• **JOB**:
Restate each line word for word. Leave out every picture.

A block of data
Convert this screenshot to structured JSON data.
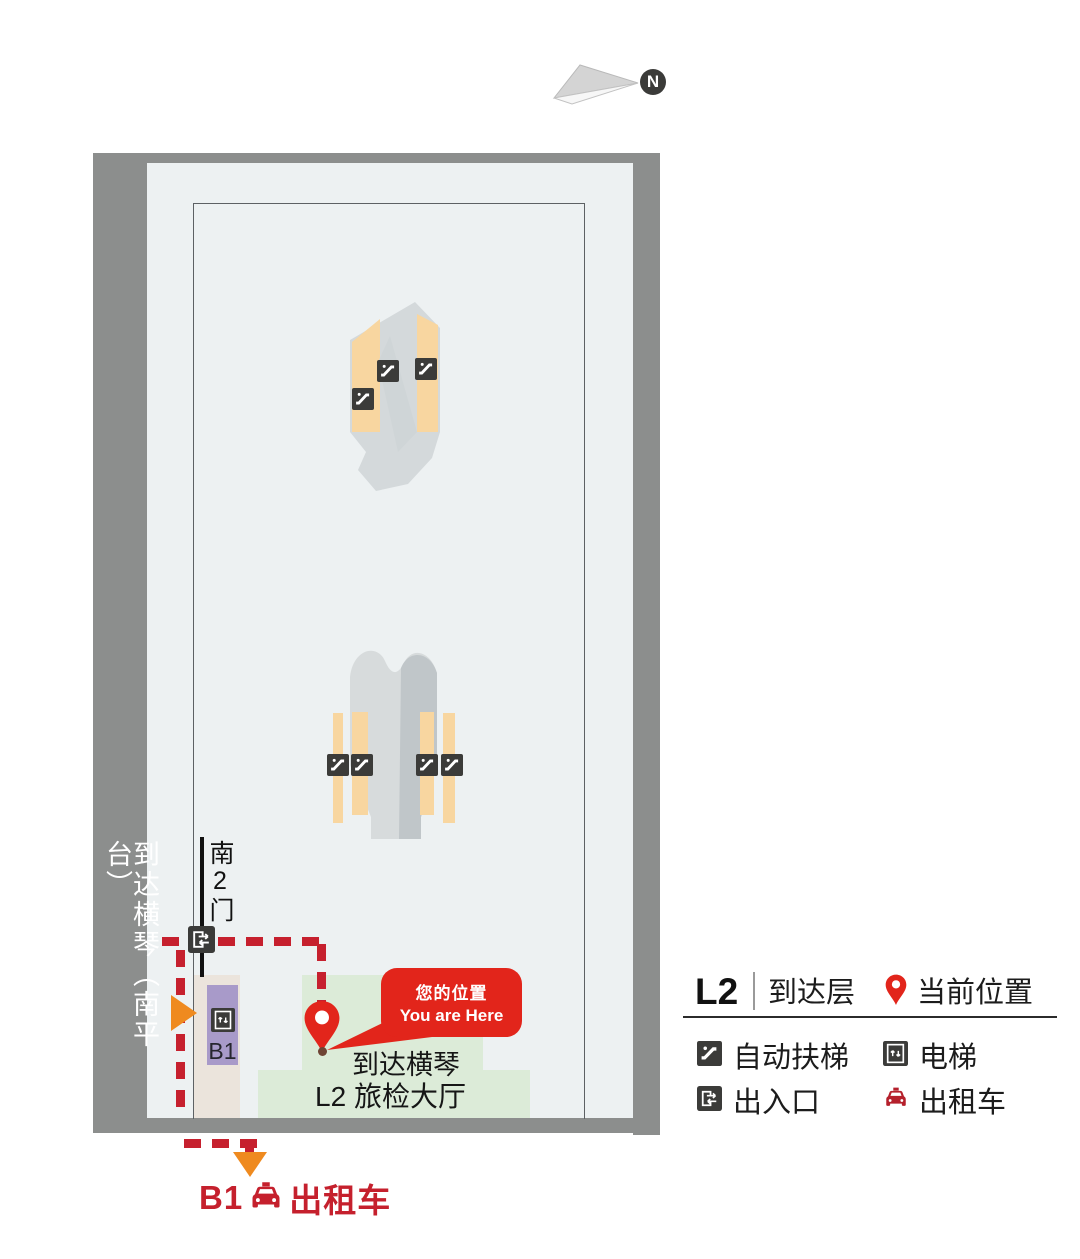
{
  "north_indicator": {
    "label": "N"
  },
  "map": {
    "platform_label": "到达横琴（南平台）",
    "gate_label": "南2门",
    "elevator_floor_label": "B1",
    "you_are_here": {
      "cn": "您的位置",
      "en": "You are Here"
    },
    "hall_label": {
      "line1": "到达横琴",
      "line2": "L2 旅检大厅"
    },
    "taxi_callout": {
      "floor": "B1",
      "label": "出租车"
    }
  },
  "legend": {
    "floor": "L2",
    "floor_name": "到达层",
    "current_location": "当前位置",
    "items": [
      {
        "icon": "escalator-icon",
        "label": "自动扶梯"
      },
      {
        "icon": "elevator-icon",
        "label": "电梯"
      },
      {
        "icon": "entrance-exit-icon",
        "label": "出入口"
      },
      {
        "icon": "taxi-icon",
        "label": "出租车"
      }
    ]
  },
  "colors": {
    "frame_gray": "#8c8e8d",
    "floor": "#edf1f2",
    "route_red": "#c6202e",
    "highlight_red": "#e2251b",
    "purple": "#a89ac9",
    "green": "#dcebd8",
    "beige": "#ebe4dc",
    "orange_stripe": "#f8d6a0",
    "orange_arrow": "#ef8a1f",
    "icon_dark": "#3b3b39"
  }
}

• **TASK RESPONSE**:
Convert this screenshot to structured JSON data.
{
  "north_indicator": {
    "label": "N"
  },
  "map": {
    "platform_label": "到达横琴（南平台）",
    "gate_label": "南2门",
    "elevator_floor_label": "B1",
    "you_are_here": {
      "cn": "您的位置",
      "en": "You are Here"
    },
    "hall_label": {
      "line1": "到达横琴",
      "line2": "L2 旅检大厅"
    },
    "taxi_callout": {
      "floor": "B1",
      "label": "出租车"
    }
  },
  "legend": {
    "floor": "L2",
    "floor_name": "到达层",
    "current_location": "当前位置",
    "items": [
      {
        "icon": "escalator-icon",
        "label": "自动扶梯"
      },
      {
        "icon": "elevator-icon",
        "label": "电梯"
      },
      {
        "icon": "entrance-exit-icon",
        "label": "出入口"
      },
      {
        "icon": "taxi-icon",
        "label": "出租车"
      }
    ]
  },
  "colors": {
    "frame_gray": "#8c8e8d",
    "floor": "#edf1f2",
    "route_red": "#c6202e",
    "highlight_red": "#e2251b",
    "purple": "#a89ac9",
    "green": "#dcebd8",
    "beige": "#ebe4dc",
    "orange_stripe": "#f8d6a0",
    "orange_arrow": "#ef8a1f",
    "icon_dark": "#3b3b39"
  }
}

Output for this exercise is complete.